**TASK PROMPT:** Leave the pictures out and print every record below exactly as it stands.

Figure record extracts
···
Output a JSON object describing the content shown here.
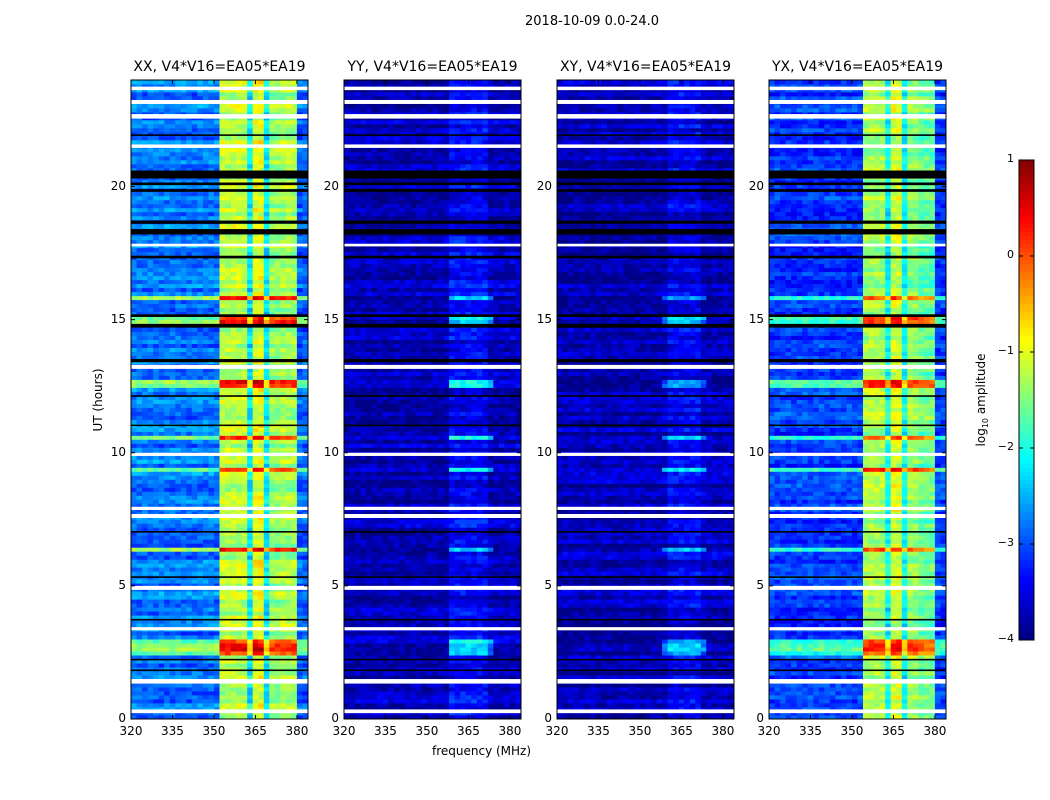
{
  "chart_data": {
    "type": "heatmap",
    "suptitle": "2018-10-09 0.0-24.0",
    "xlabel": "frequency (MHz)",
    "ylabel": "UT (hours)",
    "xlim": [
      320,
      384
    ],
    "ylim": [
      0,
      24
    ],
    "xticks": [
      "320",
      "335",
      "350",
      "365",
      "380"
    ],
    "xtick_values": [
      320,
      335,
      350,
      365,
      380
    ],
    "yticks": [
      "0",
      "5",
      "10",
      "15",
      "20"
    ],
    "ytick_values": [
      0,
      5,
      10,
      15,
      20
    ],
    "colorbar": {
      "label": "log10 amplitude",
      "label_main": "log",
      "label_sub": "10",
      "label_rest": " amplitude",
      "colormap": "jet",
      "range": [
        -4,
        1
      ],
      "ticks": [
        "1",
        "0",
        "−1",
        "−2",
        "−3",
        "−4"
      ],
      "tick_values": [
        1,
        0,
        -1,
        -2,
        -3,
        -4
      ]
    },
    "flagged_white_hours": [
      [
        0.22,
        0.36
      ],
      [
        1.33,
        1.5
      ],
      [
        3.33,
        3.45
      ],
      [
        4.85,
        5.0
      ],
      [
        7.55,
        7.7
      ],
      [
        7.85,
        7.97
      ],
      [
        9.88,
        10.0
      ],
      [
        13.15,
        13.3
      ],
      [
        17.75,
        17.85
      ],
      [
        21.45,
        21.58
      ],
      [
        22.55,
        22.72
      ],
      [
        23.1,
        23.25
      ],
      [
        23.62,
        23.75
      ]
    ],
    "gap_black_hours": [
      [
        1.8,
        1.86
      ],
      [
        2.2,
        2.26
      ],
      [
        3.7,
        3.76
      ],
      [
        5.3,
        5.36
      ],
      [
        7.0,
        7.06
      ],
      [
        11.0,
        11.06
      ],
      [
        12.1,
        12.16
      ],
      [
        13.4,
        13.52
      ],
      [
        14.7,
        14.84
      ],
      [
        15.1,
        15.2
      ],
      [
        17.3,
        17.4
      ],
      [
        18.2,
        18.4
      ],
      [
        18.6,
        18.72
      ],
      [
        19.8,
        19.9
      ],
      [
        20.05,
        20.15
      ],
      [
        20.3,
        20.6
      ],
      [
        21.9,
        21.96
      ]
    ],
    "bright_events_hours": [
      2.55,
      2.85,
      6.4,
      9.4,
      10.6,
      12.6,
      15.0,
      15.8
    ],
    "panels": [
      {
        "title": "XX, V4*V16=EA05*EA19",
        "profile": [
          {
            "from": 320,
            "to": 353,
            "level": -2.8
          },
          {
            "from": 353,
            "to": 362,
            "level": -1.2
          },
          {
            "from": 362,
            "to": 364,
            "level": -2.2
          },
          {
            "from": 364,
            "to": 368,
            "level": -1.0
          },
          {
            "from": 368,
            "to": 370,
            "level": -2.2
          },
          {
            "from": 370,
            "to": 374,
            "level": -1.4
          },
          {
            "from": 374,
            "to": 375,
            "level": -2.2
          },
          {
            "from": 375,
            "to": 380,
            "level": -1.3
          },
          {
            "from": 380,
            "to": 384,
            "level": -2.9
          }
        ],
        "event_boost": 1.4
      },
      {
        "title": "YY, V4*V16=EA05*EA19",
        "profile": [
          {
            "from": 320,
            "to": 358,
            "level": -3.75
          },
          {
            "from": 358,
            "to": 373,
            "level": -3.4
          },
          {
            "from": 373,
            "to": 384,
            "level": -3.7
          }
        ],
        "event_boost": 1.3
      },
      {
        "title": "XY, V4*V16=EA05*EA19",
        "profile": [
          {
            "from": 320,
            "to": 360,
            "level": -3.75
          },
          {
            "from": 360,
            "to": 373,
            "level": -3.45
          },
          {
            "from": 373,
            "to": 384,
            "level": -3.72
          }
        ],
        "event_boost": 1.2
      },
      {
        "title": "YX, V4*V16=EA05*EA19",
        "profile": [
          {
            "from": 320,
            "to": 354,
            "level": -3.1
          },
          {
            "from": 354,
            "to": 362,
            "level": -1.3
          },
          {
            "from": 362,
            "to": 364,
            "level": -2.1
          },
          {
            "from": 364,
            "to": 368,
            "level": -1.1
          },
          {
            "from": 368,
            "to": 370,
            "level": -2.1
          },
          {
            "from": 370,
            "to": 374,
            "level": -1.4
          },
          {
            "from": 374,
            "to": 375,
            "level": -2.1
          },
          {
            "from": 375,
            "to": 380,
            "level": -1.6
          },
          {
            "from": 380,
            "to": 384,
            "level": -3.1
          }
        ],
        "event_boost": 1.4
      }
    ]
  }
}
···
**EXERCISE RESULT:**
Output a JSON object describing the content shown here.
{
  "chart_data": {
    "type": "heatmap",
    "suptitle": "2018-10-09 0.0-24.0",
    "xlabel": "frequency (MHz)",
    "ylabel": "UT (hours)",
    "xlim": [
      320,
      384
    ],
    "ylim": [
      0,
      24
    ],
    "xticks": [
      "320",
      "335",
      "350",
      "365",
      "380"
    ],
    "xtick_values": [
      320,
      335,
      350,
      365,
      380
    ],
    "yticks": [
      "0",
      "5",
      "10",
      "15",
      "20"
    ],
    "ytick_values": [
      0,
      5,
      10,
      15,
      20
    ],
    "colorbar": {
      "label": "log10 amplitude",
      "label_main": "log",
      "label_sub": "10",
      "label_rest": " amplitude",
      "colormap": "jet",
      "range": [
        -4,
        1
      ],
      "ticks": [
        "1",
        "0",
        "−1",
        "−2",
        "−3",
        "−4"
      ],
      "tick_values": [
        1,
        0,
        -1,
        -2,
        -3,
        -4
      ]
    },
    "flagged_white_hours": [
      [
        0.22,
        0.36
      ],
      [
        1.33,
        1.5
      ],
      [
        3.33,
        3.45
      ],
      [
        4.85,
        5.0
      ],
      [
        7.55,
        7.7
      ],
      [
        7.85,
        7.97
      ],
      [
        9.88,
        10.0
      ],
      [
        13.15,
        13.3
      ],
      [
        17.75,
        17.85
      ],
      [
        21.45,
        21.58
      ],
      [
        22.55,
        22.72
      ],
      [
        23.1,
        23.25
      ],
      [
        23.62,
        23.75
      ]
    ],
    "gap_black_hours": [
      [
        1.8,
        1.86
      ],
      [
        2.2,
        2.26
      ],
      [
        3.7,
        3.76
      ],
      [
        5.3,
        5.36
      ],
      [
        7.0,
        7.06
      ],
      [
        11.0,
        11.06
      ],
      [
        12.1,
        12.16
      ],
      [
        13.4,
        13.52
      ],
      [
        14.7,
        14.84
      ],
      [
        15.1,
        15.2
      ],
      [
        17.3,
        17.4
      ],
      [
        18.2,
        18.4
      ],
      [
        18.6,
        18.72
      ],
      [
        19.8,
        19.9
      ],
      [
        20.05,
        20.15
      ],
      [
        20.3,
        20.6
      ],
      [
        21.9,
        21.96
      ]
    ],
    "bright_events_hours": [
      2.55,
      2.85,
      6.4,
      9.4,
      10.6,
      12.6,
      15.0,
      15.8
    ],
    "panels": [
      {
        "title": "XX, V4*V16=EA05*EA19",
        "profile": [
          {
            "from": 320,
            "to": 353,
            "level": -2.8
          },
          {
            "from": 353,
            "to": 362,
            "level": -1.2
          },
          {
            "from": 362,
            "to": 364,
            "level": -2.2
          },
          {
            "from": 364,
            "to": 368,
            "level": -1.0
          },
          {
            "from": 368,
            "to": 370,
            "level": -2.2
          },
          {
            "from": 370,
            "to": 374,
            "level": -1.4
          },
          {
            "from": 374,
            "to": 375,
            "level": -2.2
          },
          {
            "from": 375,
            "to": 380,
            "level": -1.3
          },
          {
            "from": 380,
            "to": 384,
            "level": -2.9
          }
        ],
        "event_boost": 1.4
      },
      {
        "title": "YY, V4*V16=EA05*EA19",
        "profile": [
          {
            "from": 320,
            "to": 358,
            "level": -3.75
          },
          {
            "from": 358,
            "to": 373,
            "level": -3.4
          },
          {
            "from": 373,
            "to": 384,
            "level": -3.7
          }
        ],
        "event_boost": 1.3
      },
      {
        "title": "XY, V4*V16=EA05*EA19",
        "profile": [
          {
            "from": 320,
            "to": 360,
            "level": -3.75
          },
          {
            "from": 360,
            "to": 373,
            "level": -3.45
          },
          {
            "from": 373,
            "to": 384,
            "level": -3.72
          }
        ],
        "event_boost": 1.2
      },
      {
        "title": "YX, V4*V16=EA05*EA19",
        "profile": [
          {
            "from": 320,
            "to": 354,
            "level": -3.1
          },
          {
            "from": 354,
            "to": 362,
            "level": -1.3
          },
          {
            "from": 362,
            "to": 364,
            "level": -2.1
          },
          {
            "from": 364,
            "to": 368,
            "level": -1.1
          },
          {
            "from": 368,
            "to": 370,
            "level": -2.1
          },
          {
            "from": 370,
            "to": 374,
            "level": -1.4
          },
          {
            "from": 374,
            "to": 375,
            "level": -2.1
          },
          {
            "from": 375,
            "to": 380,
            "level": -1.6
          },
          {
            "from": 380,
            "to": 384,
            "level": -3.1
          }
        ],
        "event_boost": 1.4
      }
    ]
  }
}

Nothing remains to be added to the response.